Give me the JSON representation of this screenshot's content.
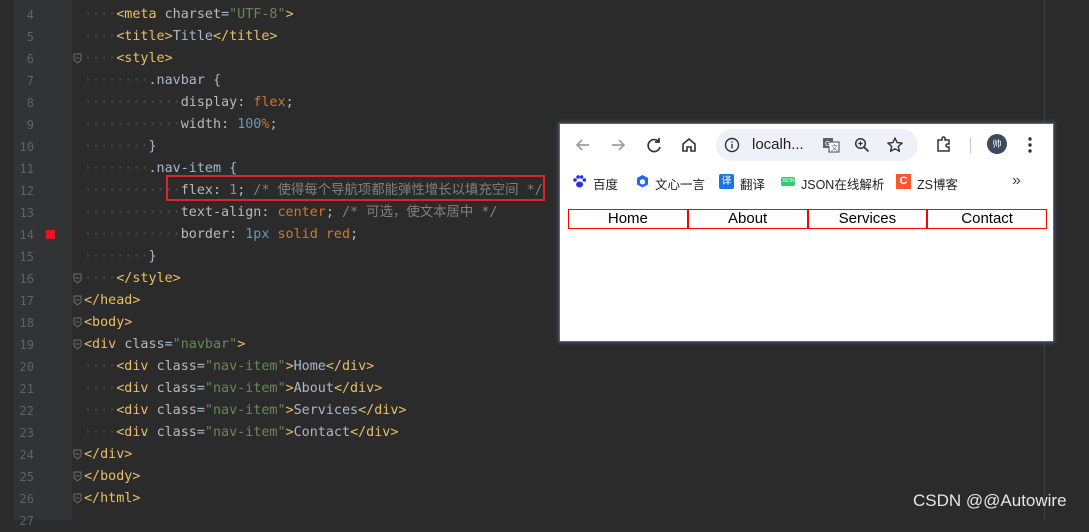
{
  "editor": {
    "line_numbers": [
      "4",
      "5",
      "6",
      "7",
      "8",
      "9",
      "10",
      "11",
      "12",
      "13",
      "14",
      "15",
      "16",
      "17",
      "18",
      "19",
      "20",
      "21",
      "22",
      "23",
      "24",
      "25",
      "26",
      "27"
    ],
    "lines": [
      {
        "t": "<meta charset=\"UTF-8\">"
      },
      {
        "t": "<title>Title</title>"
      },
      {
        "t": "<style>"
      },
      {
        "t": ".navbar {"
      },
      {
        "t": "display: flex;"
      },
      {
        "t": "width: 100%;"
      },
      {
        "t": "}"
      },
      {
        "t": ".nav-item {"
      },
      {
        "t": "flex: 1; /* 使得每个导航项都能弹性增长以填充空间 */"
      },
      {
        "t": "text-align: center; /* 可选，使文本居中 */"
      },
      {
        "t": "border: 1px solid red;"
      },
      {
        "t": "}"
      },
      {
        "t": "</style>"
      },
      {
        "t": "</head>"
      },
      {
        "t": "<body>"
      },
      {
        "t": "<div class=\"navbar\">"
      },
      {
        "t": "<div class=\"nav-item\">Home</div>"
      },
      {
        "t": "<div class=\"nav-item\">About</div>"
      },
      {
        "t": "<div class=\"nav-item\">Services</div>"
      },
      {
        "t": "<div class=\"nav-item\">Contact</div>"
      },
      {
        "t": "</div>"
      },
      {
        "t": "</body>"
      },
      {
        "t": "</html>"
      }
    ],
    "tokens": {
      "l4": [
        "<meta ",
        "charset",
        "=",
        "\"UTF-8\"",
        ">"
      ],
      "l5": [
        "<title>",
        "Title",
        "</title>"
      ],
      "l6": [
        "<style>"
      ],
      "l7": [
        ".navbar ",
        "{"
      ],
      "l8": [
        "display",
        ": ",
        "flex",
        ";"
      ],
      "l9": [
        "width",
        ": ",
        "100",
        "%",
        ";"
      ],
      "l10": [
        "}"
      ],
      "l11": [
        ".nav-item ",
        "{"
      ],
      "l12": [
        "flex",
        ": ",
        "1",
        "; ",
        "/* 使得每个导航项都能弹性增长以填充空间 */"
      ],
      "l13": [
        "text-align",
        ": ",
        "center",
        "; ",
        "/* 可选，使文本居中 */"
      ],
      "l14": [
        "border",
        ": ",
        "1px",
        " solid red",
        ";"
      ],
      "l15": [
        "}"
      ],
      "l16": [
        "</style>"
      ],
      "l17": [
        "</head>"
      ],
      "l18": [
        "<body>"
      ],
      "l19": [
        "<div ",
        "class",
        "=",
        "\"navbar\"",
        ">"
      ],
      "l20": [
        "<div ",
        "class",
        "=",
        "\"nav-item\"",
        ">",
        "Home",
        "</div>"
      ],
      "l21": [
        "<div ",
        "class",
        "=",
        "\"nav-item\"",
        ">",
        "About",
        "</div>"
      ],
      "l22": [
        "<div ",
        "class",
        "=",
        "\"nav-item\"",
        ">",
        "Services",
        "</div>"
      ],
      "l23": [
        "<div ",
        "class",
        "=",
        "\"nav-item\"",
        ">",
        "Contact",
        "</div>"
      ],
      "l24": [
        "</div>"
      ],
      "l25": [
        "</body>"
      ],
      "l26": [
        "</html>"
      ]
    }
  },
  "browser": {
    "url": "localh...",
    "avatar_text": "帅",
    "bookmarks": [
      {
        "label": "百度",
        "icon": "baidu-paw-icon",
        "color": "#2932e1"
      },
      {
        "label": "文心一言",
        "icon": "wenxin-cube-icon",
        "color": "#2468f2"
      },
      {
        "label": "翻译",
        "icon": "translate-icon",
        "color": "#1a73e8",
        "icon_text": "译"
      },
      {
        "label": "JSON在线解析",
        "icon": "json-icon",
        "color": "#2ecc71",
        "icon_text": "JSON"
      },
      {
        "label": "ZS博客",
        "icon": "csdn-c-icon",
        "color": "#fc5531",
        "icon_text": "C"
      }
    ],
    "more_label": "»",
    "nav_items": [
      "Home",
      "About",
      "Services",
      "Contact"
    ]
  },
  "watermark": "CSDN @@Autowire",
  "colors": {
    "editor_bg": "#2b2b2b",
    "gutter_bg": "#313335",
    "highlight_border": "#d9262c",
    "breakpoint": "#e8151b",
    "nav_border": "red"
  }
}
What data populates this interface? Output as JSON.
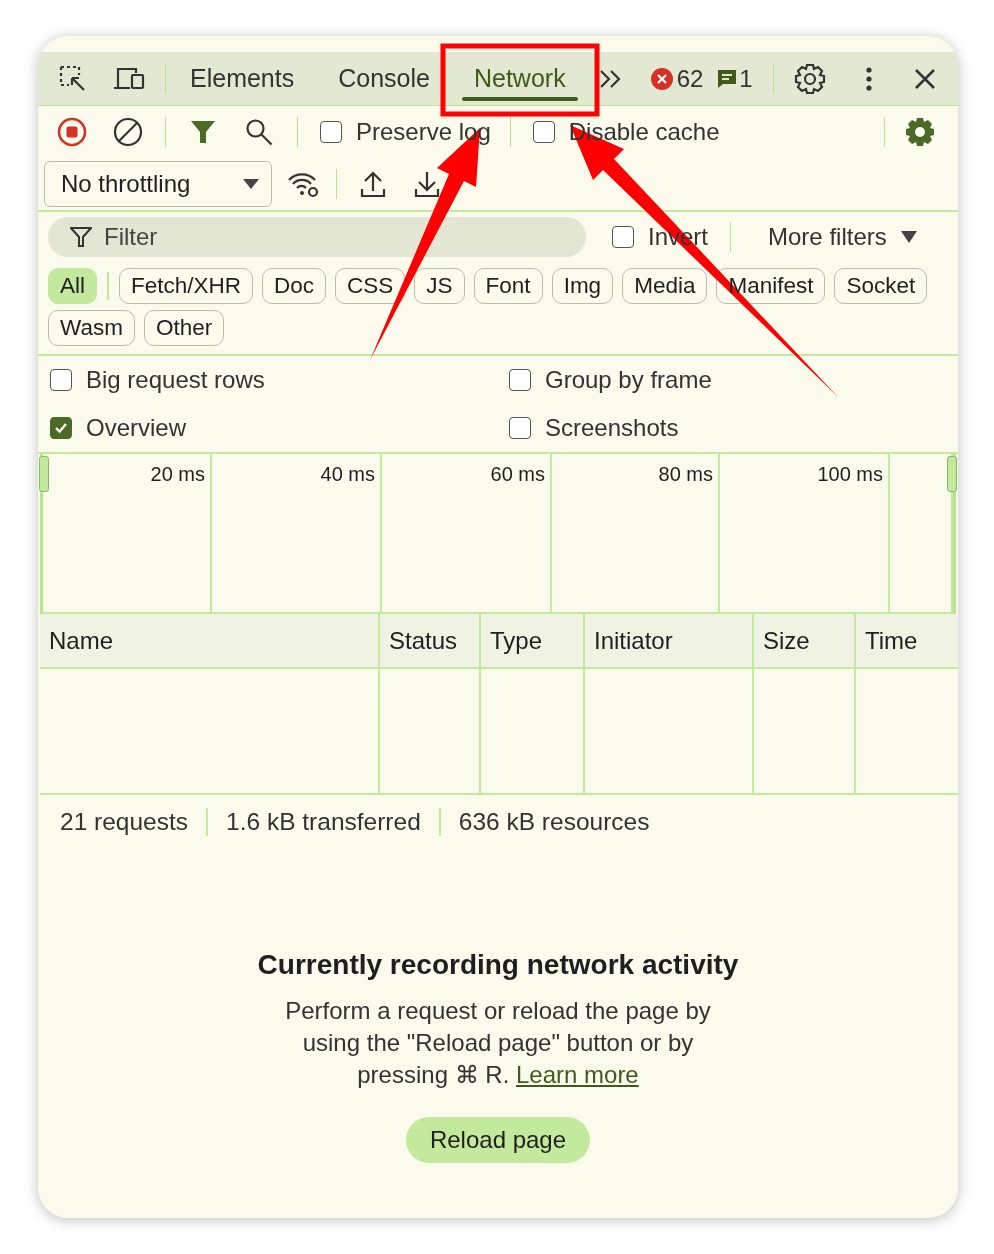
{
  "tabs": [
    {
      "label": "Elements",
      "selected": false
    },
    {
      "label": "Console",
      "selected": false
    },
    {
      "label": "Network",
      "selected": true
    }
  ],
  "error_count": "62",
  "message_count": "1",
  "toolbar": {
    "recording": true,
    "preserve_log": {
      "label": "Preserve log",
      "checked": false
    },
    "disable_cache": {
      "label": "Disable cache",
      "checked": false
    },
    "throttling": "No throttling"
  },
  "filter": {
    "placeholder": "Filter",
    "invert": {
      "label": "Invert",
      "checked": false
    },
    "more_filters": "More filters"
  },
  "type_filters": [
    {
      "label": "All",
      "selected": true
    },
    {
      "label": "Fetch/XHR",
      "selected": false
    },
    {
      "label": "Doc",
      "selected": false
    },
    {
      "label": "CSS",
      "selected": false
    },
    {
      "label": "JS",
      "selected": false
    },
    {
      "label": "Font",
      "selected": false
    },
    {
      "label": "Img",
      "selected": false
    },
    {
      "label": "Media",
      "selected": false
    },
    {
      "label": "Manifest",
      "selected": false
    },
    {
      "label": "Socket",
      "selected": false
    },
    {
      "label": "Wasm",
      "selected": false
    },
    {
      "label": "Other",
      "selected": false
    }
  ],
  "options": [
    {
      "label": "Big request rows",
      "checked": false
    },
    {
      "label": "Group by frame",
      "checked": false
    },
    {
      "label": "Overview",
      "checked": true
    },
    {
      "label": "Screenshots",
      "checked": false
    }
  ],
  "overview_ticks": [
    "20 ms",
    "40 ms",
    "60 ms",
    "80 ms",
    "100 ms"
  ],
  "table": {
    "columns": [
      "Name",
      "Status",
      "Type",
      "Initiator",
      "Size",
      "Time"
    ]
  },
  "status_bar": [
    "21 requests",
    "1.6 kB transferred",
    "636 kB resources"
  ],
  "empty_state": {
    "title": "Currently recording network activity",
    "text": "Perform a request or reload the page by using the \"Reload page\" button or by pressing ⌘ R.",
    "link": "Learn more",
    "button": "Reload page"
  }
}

...

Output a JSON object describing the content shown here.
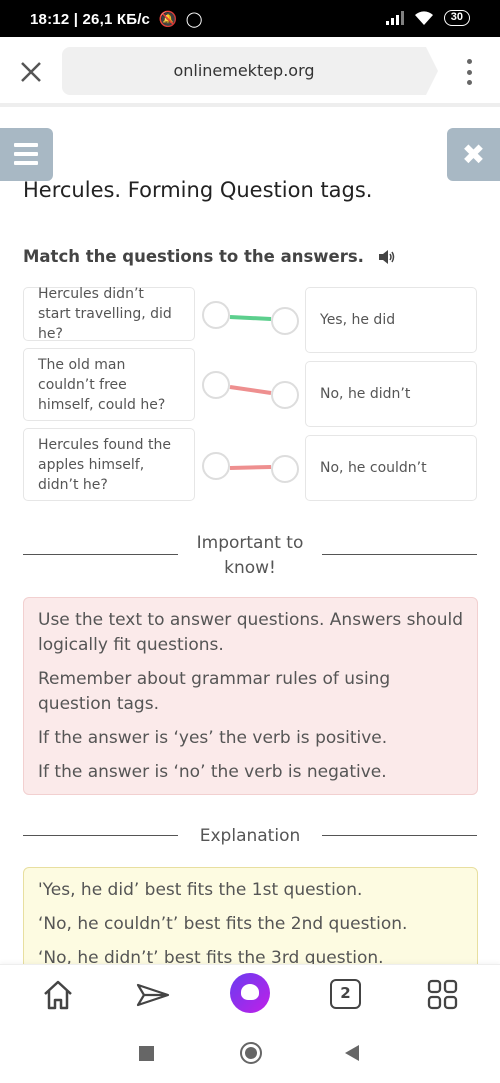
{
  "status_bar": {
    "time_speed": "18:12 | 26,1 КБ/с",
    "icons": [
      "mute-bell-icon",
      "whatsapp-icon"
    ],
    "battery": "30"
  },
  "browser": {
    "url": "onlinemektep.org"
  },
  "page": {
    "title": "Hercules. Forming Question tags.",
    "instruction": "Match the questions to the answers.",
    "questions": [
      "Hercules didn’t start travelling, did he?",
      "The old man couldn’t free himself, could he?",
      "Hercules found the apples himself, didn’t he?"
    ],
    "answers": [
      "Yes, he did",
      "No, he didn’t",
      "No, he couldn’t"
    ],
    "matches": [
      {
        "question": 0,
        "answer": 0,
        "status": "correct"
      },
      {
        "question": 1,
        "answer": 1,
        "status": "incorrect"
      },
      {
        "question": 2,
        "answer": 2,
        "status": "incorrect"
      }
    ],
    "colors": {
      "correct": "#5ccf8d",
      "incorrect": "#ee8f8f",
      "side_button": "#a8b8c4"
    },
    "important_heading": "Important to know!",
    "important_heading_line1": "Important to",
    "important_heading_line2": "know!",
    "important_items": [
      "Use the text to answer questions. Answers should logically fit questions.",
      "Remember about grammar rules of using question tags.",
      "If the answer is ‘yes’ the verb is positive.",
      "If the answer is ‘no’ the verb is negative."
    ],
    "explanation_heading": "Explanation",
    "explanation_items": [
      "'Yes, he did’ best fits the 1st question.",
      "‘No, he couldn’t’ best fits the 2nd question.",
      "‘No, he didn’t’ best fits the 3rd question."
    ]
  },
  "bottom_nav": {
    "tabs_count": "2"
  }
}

==

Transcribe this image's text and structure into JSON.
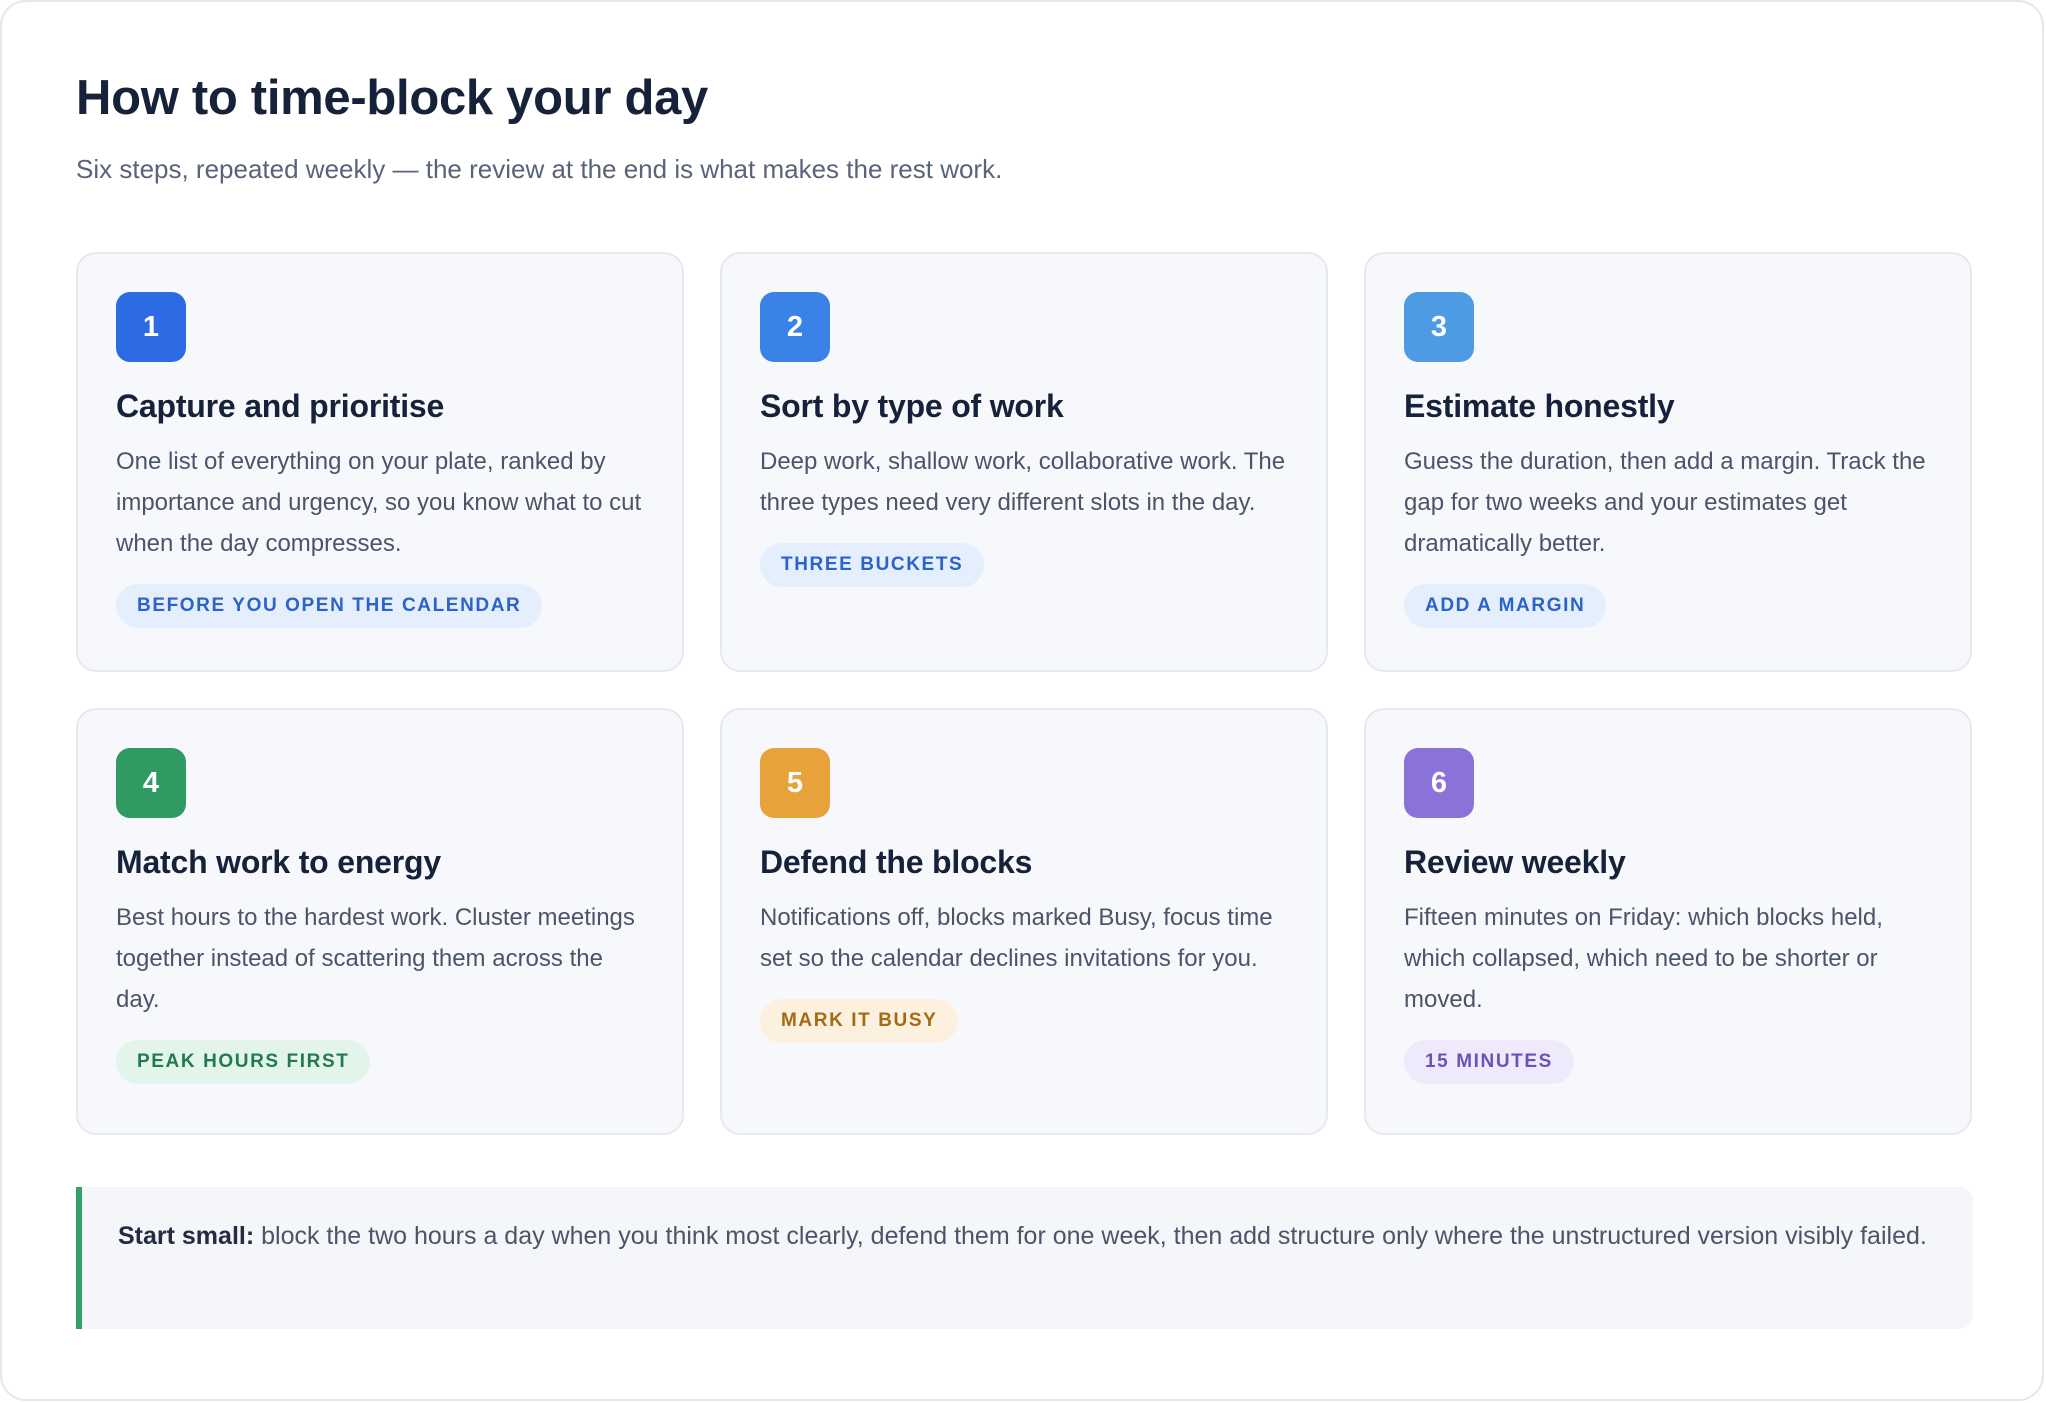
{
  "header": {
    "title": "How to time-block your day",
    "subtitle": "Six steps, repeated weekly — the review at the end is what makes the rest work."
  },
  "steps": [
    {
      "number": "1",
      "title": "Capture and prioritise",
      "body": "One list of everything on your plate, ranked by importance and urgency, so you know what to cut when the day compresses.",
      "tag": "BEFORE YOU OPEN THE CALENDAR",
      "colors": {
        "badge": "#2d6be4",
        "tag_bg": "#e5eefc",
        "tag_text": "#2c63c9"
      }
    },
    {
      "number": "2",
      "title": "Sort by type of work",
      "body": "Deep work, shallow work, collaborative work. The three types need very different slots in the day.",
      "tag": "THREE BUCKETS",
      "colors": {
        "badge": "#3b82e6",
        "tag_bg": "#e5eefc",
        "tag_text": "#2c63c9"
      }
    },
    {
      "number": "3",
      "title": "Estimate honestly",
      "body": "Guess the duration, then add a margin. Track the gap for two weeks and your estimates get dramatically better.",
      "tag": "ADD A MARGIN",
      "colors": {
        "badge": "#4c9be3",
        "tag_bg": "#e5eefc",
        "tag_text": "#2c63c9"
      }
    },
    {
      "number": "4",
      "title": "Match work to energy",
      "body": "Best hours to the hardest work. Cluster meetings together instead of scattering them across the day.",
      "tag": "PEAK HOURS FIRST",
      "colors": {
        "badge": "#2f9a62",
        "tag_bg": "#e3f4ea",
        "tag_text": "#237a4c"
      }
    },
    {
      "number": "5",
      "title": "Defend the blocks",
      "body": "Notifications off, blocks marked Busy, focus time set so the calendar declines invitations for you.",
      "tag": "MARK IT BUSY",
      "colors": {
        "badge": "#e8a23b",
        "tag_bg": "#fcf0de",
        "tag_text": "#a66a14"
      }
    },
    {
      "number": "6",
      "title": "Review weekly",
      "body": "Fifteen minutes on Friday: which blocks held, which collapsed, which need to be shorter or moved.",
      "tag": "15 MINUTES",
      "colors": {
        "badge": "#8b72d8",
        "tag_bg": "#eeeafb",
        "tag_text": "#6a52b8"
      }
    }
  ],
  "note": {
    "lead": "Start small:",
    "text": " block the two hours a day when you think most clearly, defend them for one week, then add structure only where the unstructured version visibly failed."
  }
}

» Short problem: Count the lines in the material above where the string "this" appears, then state only that count.

» Response: 3